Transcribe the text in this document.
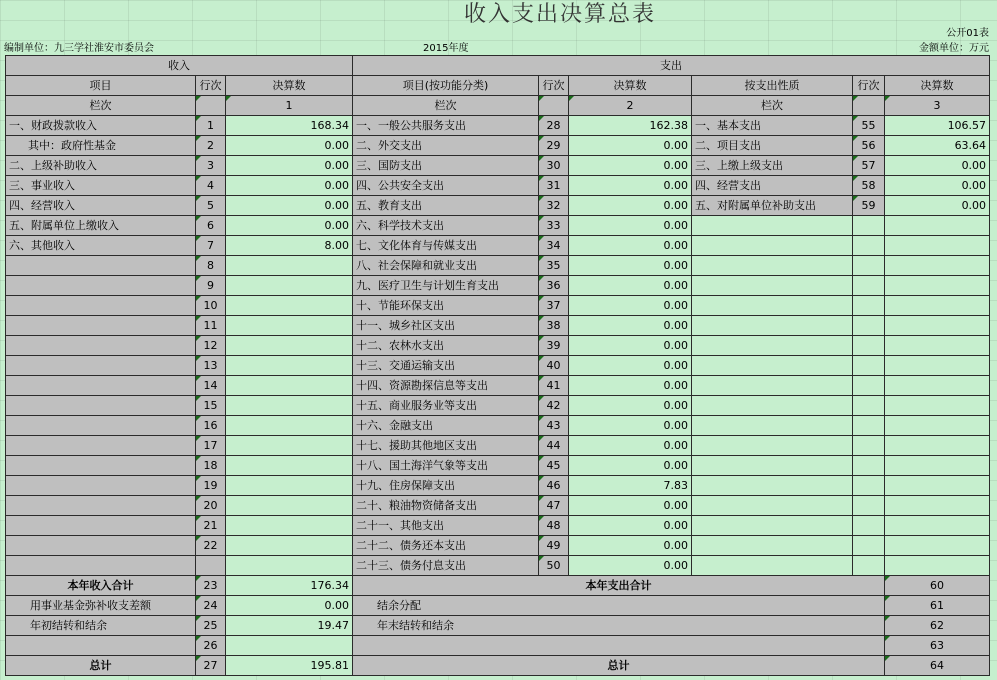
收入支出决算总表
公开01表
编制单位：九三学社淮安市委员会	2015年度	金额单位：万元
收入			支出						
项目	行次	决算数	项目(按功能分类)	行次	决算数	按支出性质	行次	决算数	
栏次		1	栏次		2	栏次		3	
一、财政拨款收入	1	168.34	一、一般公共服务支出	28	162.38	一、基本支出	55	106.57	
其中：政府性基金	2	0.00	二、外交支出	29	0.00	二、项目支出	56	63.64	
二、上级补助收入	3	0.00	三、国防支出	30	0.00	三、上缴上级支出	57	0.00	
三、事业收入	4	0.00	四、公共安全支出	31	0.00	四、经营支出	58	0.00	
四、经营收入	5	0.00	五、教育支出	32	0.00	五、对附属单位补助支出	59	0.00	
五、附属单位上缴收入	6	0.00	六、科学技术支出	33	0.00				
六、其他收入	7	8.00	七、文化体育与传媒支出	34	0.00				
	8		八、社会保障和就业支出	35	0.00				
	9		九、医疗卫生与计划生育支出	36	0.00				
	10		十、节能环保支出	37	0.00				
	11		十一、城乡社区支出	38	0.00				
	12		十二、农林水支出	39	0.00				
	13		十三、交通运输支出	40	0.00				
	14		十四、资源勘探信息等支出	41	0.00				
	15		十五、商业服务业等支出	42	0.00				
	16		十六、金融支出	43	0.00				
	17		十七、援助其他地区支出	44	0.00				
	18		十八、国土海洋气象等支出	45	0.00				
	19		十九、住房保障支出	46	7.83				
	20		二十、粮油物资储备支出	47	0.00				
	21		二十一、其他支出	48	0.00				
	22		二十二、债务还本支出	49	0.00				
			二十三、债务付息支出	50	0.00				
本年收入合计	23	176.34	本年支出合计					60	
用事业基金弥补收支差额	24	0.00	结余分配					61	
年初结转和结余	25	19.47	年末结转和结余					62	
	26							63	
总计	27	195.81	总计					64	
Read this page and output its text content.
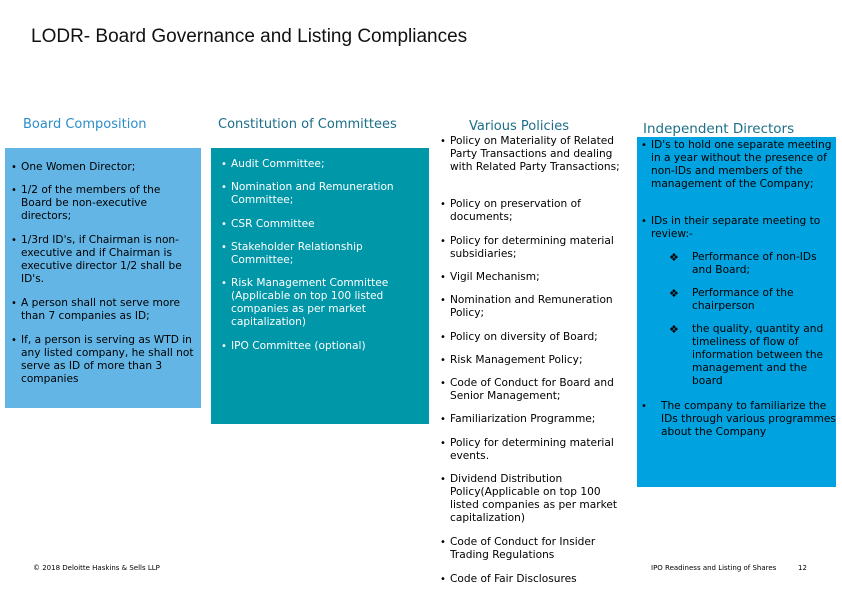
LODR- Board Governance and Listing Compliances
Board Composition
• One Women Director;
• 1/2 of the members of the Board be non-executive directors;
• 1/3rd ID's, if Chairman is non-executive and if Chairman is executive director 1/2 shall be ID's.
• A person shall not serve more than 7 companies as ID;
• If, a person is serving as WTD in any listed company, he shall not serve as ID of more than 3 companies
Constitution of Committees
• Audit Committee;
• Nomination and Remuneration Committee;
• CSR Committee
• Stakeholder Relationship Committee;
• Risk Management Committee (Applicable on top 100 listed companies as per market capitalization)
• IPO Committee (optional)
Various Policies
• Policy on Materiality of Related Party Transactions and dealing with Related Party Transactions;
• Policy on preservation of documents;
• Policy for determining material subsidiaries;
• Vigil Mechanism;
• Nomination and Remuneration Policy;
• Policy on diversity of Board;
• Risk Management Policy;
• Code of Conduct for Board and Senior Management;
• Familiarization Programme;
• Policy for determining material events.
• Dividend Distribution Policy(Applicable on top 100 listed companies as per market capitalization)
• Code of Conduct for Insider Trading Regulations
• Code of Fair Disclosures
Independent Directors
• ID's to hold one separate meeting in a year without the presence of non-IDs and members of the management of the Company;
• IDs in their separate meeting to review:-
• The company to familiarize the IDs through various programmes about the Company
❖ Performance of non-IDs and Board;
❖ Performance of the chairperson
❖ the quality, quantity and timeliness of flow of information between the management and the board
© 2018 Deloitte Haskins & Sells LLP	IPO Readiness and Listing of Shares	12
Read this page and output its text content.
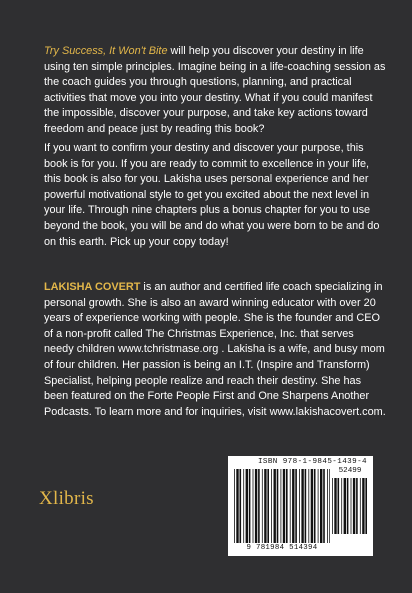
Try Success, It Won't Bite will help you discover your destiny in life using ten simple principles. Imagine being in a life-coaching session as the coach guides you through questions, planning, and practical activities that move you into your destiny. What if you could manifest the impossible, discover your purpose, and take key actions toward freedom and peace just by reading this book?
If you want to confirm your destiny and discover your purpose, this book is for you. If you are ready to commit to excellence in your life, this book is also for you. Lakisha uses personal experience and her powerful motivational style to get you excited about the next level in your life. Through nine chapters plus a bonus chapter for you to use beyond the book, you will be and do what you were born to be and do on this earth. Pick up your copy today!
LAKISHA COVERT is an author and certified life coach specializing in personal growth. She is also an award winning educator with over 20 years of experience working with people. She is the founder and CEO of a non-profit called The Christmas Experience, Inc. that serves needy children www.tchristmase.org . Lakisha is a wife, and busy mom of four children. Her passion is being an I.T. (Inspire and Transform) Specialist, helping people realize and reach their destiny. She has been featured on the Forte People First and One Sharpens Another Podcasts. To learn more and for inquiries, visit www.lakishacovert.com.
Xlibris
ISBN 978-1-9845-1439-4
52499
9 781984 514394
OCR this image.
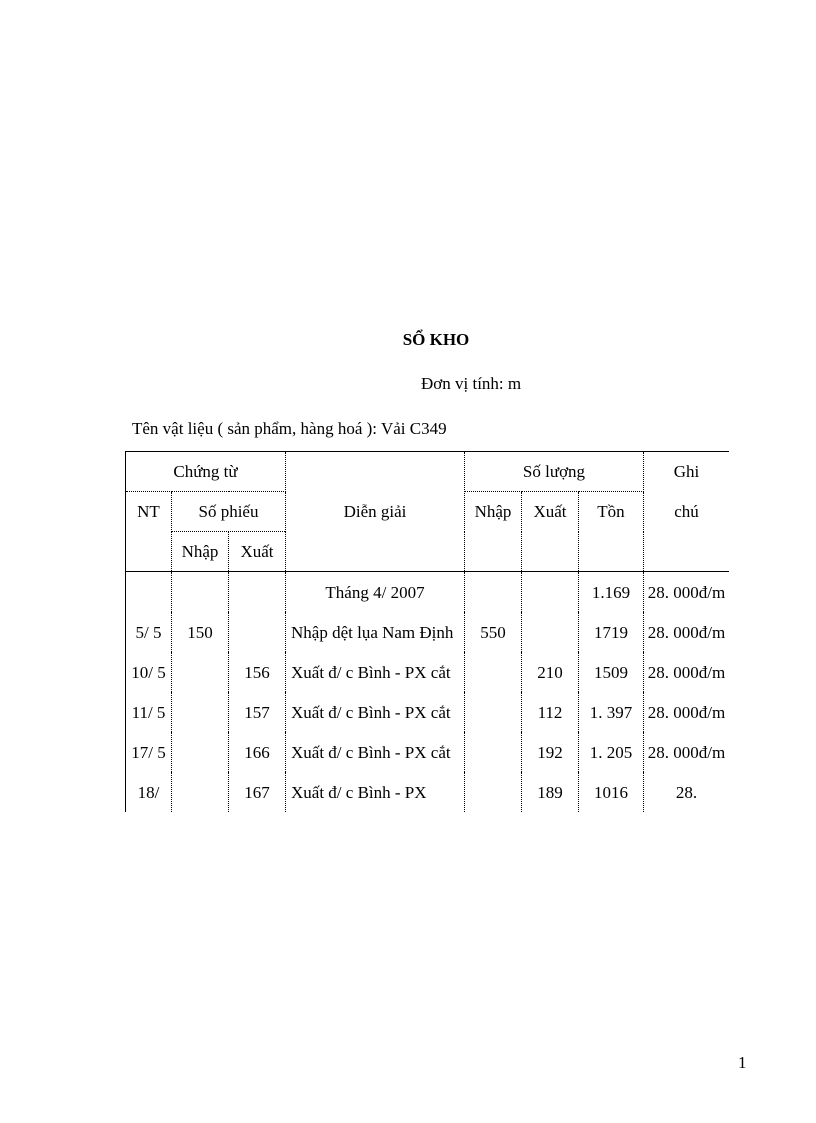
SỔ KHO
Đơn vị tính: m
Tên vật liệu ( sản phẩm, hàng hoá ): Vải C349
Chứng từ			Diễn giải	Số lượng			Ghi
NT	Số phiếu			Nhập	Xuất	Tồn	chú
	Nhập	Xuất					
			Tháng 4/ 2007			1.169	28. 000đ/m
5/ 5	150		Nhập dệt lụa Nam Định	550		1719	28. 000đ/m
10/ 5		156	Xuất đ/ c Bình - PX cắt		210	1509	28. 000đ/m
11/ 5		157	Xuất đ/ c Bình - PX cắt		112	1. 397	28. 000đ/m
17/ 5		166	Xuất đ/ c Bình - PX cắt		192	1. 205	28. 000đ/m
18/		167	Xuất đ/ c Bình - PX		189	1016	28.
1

TASK TO COMPLETE
In the records above, tally the lines where the word "Remuneration" appears, and give the number and nothing else.

ANSWER FOR THE TASK
2